Work to be completed → Output the records from the line with "stat-label: 粉丝 (477, 357, 522, 382)" up to and including the line with "like-floating-button[interactable]: 65 (572, 1396, 676, 1500)", reproducing each line unchanged.

Given data →

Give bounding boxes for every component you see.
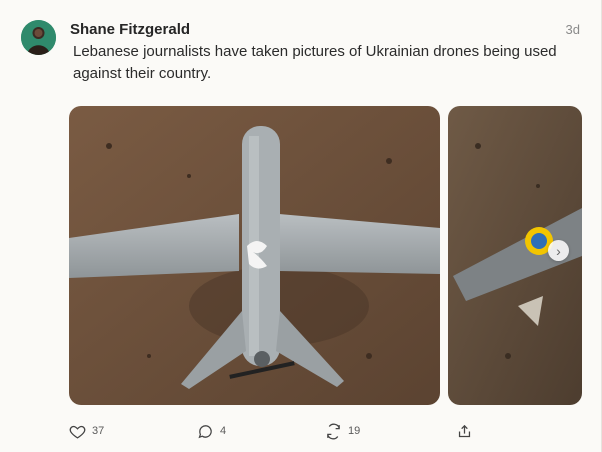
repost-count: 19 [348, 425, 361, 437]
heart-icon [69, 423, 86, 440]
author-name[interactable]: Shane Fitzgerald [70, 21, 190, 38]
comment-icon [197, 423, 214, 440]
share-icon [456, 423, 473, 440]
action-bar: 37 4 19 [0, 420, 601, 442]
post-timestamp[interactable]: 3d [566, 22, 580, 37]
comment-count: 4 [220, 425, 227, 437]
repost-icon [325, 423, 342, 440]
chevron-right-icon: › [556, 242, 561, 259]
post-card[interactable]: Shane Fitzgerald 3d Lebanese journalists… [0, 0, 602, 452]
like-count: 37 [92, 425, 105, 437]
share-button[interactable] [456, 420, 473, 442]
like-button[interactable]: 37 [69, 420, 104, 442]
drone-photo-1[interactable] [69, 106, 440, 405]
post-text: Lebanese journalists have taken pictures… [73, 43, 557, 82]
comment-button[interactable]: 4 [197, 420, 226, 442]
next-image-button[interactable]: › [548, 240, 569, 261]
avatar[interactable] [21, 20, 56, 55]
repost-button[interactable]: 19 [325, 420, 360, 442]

---

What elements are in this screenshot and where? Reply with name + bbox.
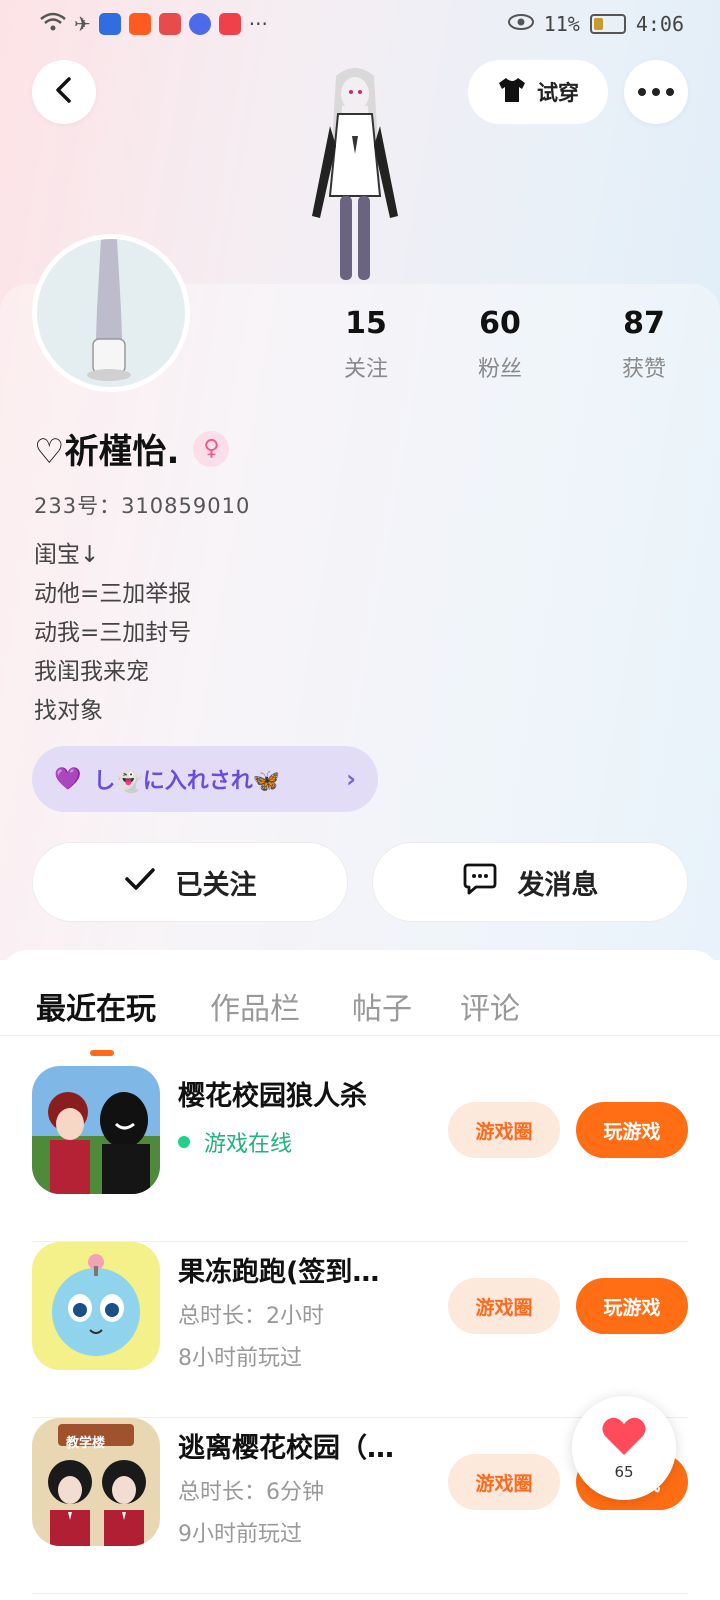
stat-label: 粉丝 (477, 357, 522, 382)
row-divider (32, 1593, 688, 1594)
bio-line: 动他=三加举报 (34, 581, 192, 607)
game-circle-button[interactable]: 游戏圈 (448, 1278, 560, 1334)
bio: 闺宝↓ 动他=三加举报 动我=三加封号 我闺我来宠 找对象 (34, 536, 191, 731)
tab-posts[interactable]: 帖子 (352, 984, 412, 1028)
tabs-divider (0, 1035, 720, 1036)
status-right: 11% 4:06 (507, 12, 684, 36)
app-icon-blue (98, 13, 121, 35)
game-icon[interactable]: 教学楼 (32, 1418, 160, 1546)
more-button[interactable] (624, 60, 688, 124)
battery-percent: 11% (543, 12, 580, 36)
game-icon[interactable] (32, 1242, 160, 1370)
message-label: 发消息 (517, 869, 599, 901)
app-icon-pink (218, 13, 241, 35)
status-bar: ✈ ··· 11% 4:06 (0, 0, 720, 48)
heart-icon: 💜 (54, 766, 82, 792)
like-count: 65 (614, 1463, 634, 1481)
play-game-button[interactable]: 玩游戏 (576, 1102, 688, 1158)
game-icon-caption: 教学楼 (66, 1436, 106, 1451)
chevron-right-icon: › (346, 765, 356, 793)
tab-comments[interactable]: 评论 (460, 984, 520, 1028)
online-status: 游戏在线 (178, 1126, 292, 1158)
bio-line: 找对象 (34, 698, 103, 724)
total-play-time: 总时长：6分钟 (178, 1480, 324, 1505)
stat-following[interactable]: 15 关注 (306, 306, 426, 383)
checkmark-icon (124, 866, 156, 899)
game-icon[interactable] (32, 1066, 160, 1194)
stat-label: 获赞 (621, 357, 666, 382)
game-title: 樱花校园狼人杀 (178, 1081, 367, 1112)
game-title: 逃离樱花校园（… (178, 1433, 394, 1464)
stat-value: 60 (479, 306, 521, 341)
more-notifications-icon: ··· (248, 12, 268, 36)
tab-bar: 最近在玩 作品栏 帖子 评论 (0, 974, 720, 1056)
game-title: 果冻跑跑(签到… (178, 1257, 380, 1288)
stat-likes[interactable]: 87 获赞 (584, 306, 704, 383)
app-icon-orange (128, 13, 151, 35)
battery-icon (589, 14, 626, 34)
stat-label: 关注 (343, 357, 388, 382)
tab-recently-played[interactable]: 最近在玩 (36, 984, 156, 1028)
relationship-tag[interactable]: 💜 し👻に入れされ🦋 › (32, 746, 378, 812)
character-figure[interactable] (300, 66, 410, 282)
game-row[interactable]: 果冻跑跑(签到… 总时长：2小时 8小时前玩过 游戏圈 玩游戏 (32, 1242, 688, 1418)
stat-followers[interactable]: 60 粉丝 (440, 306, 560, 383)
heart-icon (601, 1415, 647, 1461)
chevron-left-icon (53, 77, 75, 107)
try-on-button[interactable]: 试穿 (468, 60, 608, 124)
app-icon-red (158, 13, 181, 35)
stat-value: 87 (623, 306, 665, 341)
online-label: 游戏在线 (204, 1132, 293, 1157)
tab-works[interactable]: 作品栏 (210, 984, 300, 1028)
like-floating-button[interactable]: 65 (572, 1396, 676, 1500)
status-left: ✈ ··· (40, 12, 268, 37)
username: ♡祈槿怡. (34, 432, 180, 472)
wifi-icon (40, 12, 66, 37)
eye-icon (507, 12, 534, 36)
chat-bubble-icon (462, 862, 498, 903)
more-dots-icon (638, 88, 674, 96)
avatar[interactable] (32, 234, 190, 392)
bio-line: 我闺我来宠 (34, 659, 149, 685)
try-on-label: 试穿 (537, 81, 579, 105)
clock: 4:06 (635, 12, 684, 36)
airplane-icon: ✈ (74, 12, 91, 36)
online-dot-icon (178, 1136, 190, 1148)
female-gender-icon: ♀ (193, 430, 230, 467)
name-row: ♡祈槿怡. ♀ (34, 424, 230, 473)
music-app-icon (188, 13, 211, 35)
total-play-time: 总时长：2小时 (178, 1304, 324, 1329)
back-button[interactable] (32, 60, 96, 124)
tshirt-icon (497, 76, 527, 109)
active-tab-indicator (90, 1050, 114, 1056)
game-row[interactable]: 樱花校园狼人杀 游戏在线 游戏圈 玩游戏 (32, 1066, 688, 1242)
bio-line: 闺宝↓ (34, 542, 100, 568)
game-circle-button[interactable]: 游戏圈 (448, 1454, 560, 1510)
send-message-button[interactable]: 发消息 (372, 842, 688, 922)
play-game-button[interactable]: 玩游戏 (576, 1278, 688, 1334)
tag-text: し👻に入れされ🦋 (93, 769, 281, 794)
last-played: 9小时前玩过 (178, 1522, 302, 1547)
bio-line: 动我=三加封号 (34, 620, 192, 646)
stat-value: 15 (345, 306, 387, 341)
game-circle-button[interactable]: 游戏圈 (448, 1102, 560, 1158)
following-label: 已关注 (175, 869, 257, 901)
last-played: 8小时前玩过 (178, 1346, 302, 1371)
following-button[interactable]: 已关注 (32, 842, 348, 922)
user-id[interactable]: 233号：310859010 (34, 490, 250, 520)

Solution for this exercise →
stat-label: 粉丝 (477, 357, 522, 382)
row-divider (32, 1593, 688, 1594)
bio-line: 动他=三加举报 (34, 581, 192, 607)
game-circle-button[interactable]: 游戏圈 (448, 1278, 560, 1334)
bio: 闺宝↓ 动他=三加举报 动我=三加封号 我闺我来宠 找对象 (34, 536, 191, 731)
tab-posts[interactable]: 帖子 (352, 984, 412, 1028)
tabs-divider (0, 1035, 720, 1036)
status-right: 11% 4:06 (507, 12, 684, 36)
app-icon-blue (98, 13, 121, 35)
game-icon[interactable]: 教学楼 (32, 1418, 160, 1546)
more-button[interactable] (624, 60, 688, 124)
battery-percent: 11% (543, 12, 580, 36)
game-icon[interactable] (32, 1242, 160, 1370)
message-label: 发消息 (517, 869, 599, 901)
app-icon-pink (218, 13, 241, 35)
status-bar: ✈ ··· 11% 4:06 (0, 0, 720, 48)
heart-icon: 💜 (54, 766, 82, 792)
like-count: 65 (614, 1463, 634, 1481)
play-game-button[interactable]: 玩游戏 (576, 1102, 688, 1158)
game-icon-caption: 教学楼 (66, 1436, 106, 1451)
chevron-right-icon: › (346, 765, 356, 793)
tab-comments[interactable]: 评论 (460, 984, 520, 1028)
online-status: 游戏在线 (178, 1126, 292, 1158)
bio-line: 找对象 (34, 698, 103, 724)
total-play-time: 总时长：6分钟 (178, 1480, 324, 1505)
stat-following[interactable]: 15 关注 (306, 306, 426, 383)
checkmark-icon (124, 866, 156, 899)
game-icon[interactable] (32, 1066, 160, 1194)
stat-label: 获赞 (621, 357, 666, 382)
game-title: 樱花校园狼人杀 (178, 1081, 367, 1112)
game-title: 逃离樱花校园（… (178, 1433, 394, 1464)
stat-value: 60 (479, 306, 521, 341)
more-notifications-icon: ··· (248, 12, 268, 36)
tab-bar: 最近在玩 作品栏 帖子 评论 (0, 974, 720, 1056)
game-title: 果冻跑跑(签到… (178, 1257, 380, 1288)
stat-likes[interactable]: 87 获赞 (584, 306, 704, 383)
app-icon-orange (128, 13, 151, 35)
battery-icon (589, 14, 626, 34)
stat-label: 关注 (343, 357, 388, 382)
tab-recently-played[interactable]: 最近在玩 (36, 984, 156, 1028)
relationship-tag[interactable]: 💜 し👻に入れされ🦋 › (32, 746, 378, 812)
character-figure[interactable] (300, 66, 410, 282)
game-row[interactable]: 果冻跑跑(签到… 总时长：2小时 8小时前玩过 游戏圈 玩游戏 (32, 1242, 688, 1418)
stat-followers[interactable]: 60 粉丝 (440, 306, 560, 383)
heart-icon (601, 1415, 647, 1461)
chevron-left-icon (53, 77, 75, 107)
try-on-button[interactable]: 试穿 (468, 60, 608, 124)
app-icon-red (158, 13, 181, 35)
stat-value: 87 (623, 306, 665, 341)
online-label: 游戏在线 (204, 1132, 293, 1157)
tab-works[interactable]: 作品栏 (210, 984, 300, 1028)
like-floating-button[interactable]: 65 (572, 1396, 676, 1500)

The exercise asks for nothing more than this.